:: ENTRIES

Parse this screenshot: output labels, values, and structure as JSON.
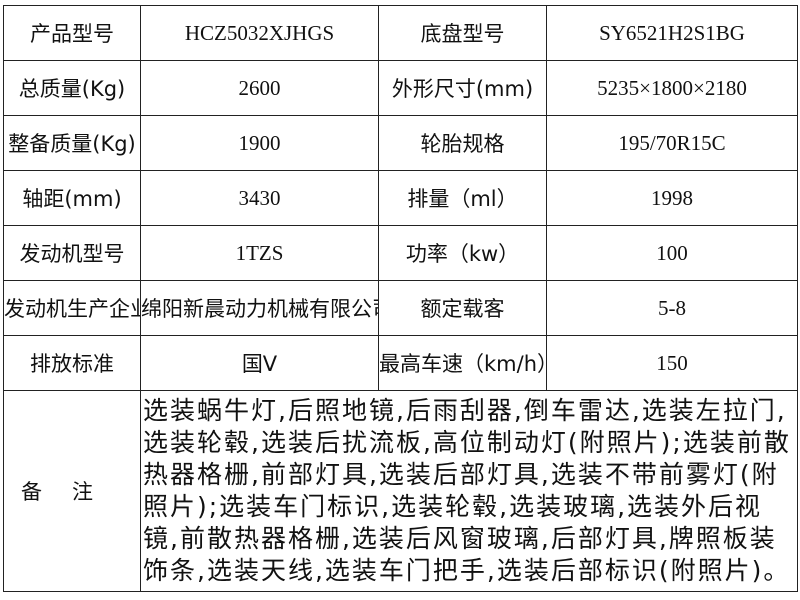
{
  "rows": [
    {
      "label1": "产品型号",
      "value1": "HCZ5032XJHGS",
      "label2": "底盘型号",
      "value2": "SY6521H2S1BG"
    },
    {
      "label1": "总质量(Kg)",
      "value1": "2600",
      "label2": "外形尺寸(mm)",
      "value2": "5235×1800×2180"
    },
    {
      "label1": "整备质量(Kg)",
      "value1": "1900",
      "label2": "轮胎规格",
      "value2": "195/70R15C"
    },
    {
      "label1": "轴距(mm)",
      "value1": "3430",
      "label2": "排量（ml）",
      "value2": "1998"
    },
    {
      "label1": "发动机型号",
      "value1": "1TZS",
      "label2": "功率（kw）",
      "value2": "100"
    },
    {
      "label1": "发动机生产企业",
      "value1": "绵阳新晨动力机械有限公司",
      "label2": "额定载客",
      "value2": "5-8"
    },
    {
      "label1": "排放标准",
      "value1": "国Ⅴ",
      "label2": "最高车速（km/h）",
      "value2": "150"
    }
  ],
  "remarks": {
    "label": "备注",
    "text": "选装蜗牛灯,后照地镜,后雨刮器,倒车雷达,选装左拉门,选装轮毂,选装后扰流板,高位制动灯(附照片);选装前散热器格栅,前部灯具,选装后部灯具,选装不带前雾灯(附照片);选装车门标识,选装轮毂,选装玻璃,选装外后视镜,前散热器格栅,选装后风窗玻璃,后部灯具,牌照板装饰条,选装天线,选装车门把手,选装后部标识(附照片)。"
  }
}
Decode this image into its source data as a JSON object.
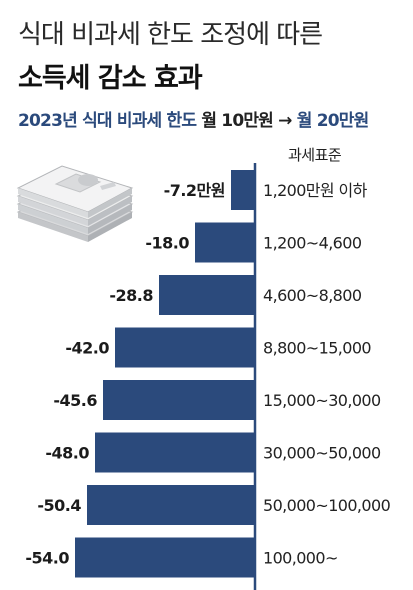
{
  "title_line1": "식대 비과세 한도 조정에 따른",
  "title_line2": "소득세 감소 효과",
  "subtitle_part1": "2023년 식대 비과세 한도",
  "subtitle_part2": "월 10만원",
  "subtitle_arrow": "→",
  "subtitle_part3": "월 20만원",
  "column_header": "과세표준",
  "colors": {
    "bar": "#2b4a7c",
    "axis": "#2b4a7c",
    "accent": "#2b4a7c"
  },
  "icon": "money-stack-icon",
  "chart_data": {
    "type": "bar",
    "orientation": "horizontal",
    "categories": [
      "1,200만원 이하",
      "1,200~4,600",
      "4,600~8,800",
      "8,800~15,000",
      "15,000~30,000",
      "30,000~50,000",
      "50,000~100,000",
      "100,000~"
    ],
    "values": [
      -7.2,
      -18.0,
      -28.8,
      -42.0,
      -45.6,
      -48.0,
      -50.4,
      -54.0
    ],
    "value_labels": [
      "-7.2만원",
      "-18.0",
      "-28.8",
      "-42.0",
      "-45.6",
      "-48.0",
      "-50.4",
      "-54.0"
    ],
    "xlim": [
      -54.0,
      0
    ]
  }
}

::::
:: ENTRIES

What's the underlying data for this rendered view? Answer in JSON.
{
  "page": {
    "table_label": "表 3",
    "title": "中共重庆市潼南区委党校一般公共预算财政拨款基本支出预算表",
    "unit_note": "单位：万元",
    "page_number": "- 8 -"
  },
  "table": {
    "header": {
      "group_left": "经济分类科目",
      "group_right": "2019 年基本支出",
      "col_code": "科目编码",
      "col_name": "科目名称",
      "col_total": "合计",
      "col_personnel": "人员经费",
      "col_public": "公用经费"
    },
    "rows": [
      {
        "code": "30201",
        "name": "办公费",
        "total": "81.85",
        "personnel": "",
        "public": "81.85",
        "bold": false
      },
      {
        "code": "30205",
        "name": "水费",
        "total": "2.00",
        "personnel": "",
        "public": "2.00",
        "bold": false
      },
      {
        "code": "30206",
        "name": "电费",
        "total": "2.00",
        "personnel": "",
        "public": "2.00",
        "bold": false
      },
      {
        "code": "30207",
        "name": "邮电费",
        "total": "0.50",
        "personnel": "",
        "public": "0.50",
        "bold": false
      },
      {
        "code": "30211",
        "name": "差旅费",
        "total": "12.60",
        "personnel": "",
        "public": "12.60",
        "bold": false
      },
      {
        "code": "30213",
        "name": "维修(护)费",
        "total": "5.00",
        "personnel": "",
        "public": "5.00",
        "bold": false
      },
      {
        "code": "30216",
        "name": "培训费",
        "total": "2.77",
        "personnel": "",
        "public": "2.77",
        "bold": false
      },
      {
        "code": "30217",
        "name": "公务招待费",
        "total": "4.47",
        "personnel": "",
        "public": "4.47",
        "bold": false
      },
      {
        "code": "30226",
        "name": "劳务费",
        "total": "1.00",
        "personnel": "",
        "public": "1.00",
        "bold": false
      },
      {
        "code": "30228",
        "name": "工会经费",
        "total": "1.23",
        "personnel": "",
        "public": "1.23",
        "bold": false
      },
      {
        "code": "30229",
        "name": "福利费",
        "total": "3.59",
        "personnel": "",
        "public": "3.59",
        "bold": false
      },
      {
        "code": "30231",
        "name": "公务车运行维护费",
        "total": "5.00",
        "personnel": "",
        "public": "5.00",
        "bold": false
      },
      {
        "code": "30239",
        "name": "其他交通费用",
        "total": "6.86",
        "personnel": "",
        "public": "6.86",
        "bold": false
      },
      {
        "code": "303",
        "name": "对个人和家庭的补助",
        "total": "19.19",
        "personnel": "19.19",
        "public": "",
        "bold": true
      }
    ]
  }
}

::::

Go through the records and pull out each line that includes the word "this".

**PROBLEM SOLUTION:**
Parse this screenshot: output labels, values, and structure as JSON.
Decode this image into its source data as a JSON object.
What's the underlying data for this rendered view? Answer in JSON.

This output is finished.